_The problem_: Copy out each line containing "undersigned" from the entries below.

[Start Data provided]

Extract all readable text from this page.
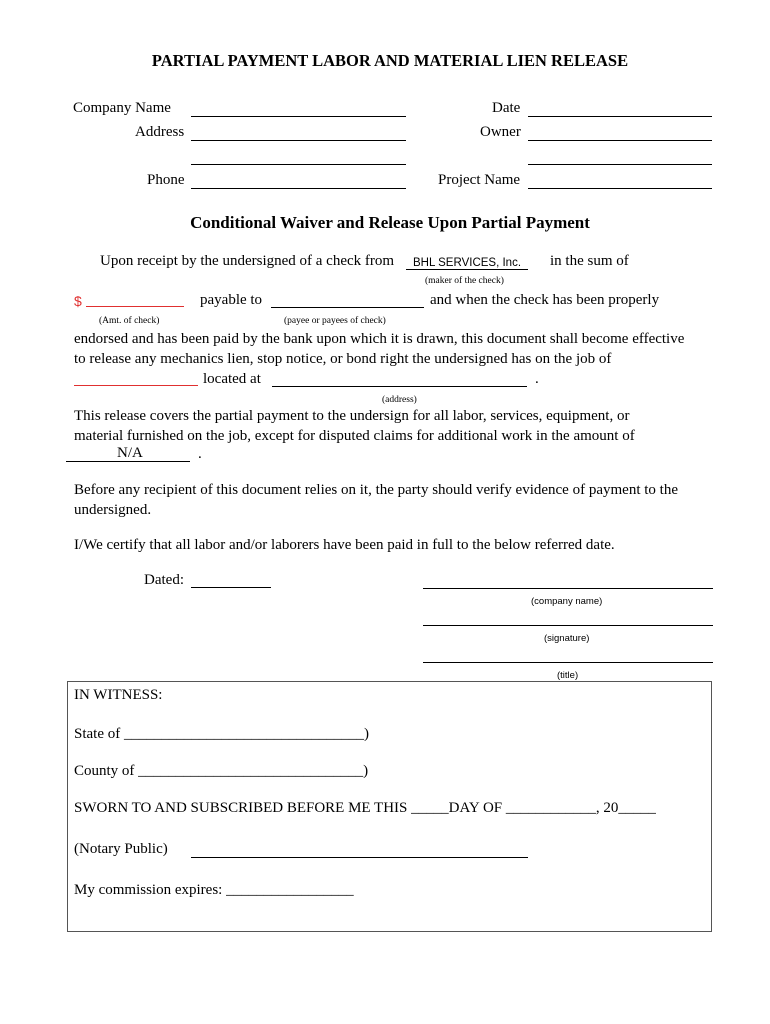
PARTIAL PAYMENT LABOR AND MATERIAL LIEN RELEASE
Company Name
Address
Phone
Date
Owner
Project Name
Conditional Waiver and Release Upon Partial Payment
Upon receipt by the undersigned of a check from BHL SERVICES, Inc. in the sum of
(maker of the check)
$	payable to	and when the check has been properly
(Amt. of check)	(payee or payees of check)
endorsed and has been paid by the bank upon which it is drawn, this document shall become effective to release any mechanics lien, stop notice, or bond right the undersigned has on the job of
located at	.
(address)
This release covers the partial payment to the undersign for all labor, services, equipment, or material furnished on the job, except for disputed claims for additional work in the amount of
N/A	.
Before any recipient of this document relies on it, the party should verify evidence of payment to the undersigned.
I/We certify that all labor and/or laborers have been paid in full to the below referred date.
Dated:
(company name)
(signature)
(title)
IN WITNESS:
State of ________________________________)
County of ______________________________)
SWORN TO AND SUBSCRIBED BEFORE ME THIS _____DAY OF ____________, 20_____
(Notary Public)
My commission expires: _________________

[End Data provided]

_Task response_:
Upon receipt by the undersigned of a check from BHL SERVICES, Inc. in the sum of
endorsed and has been paid by the bank upon which it is drawn, this document shall become effective to release any mechanics lien, stop notice, or bond right the undersigned has on the job of
Before any recipient of this document relies on it, the party should verify evidence of payment to the undersigned.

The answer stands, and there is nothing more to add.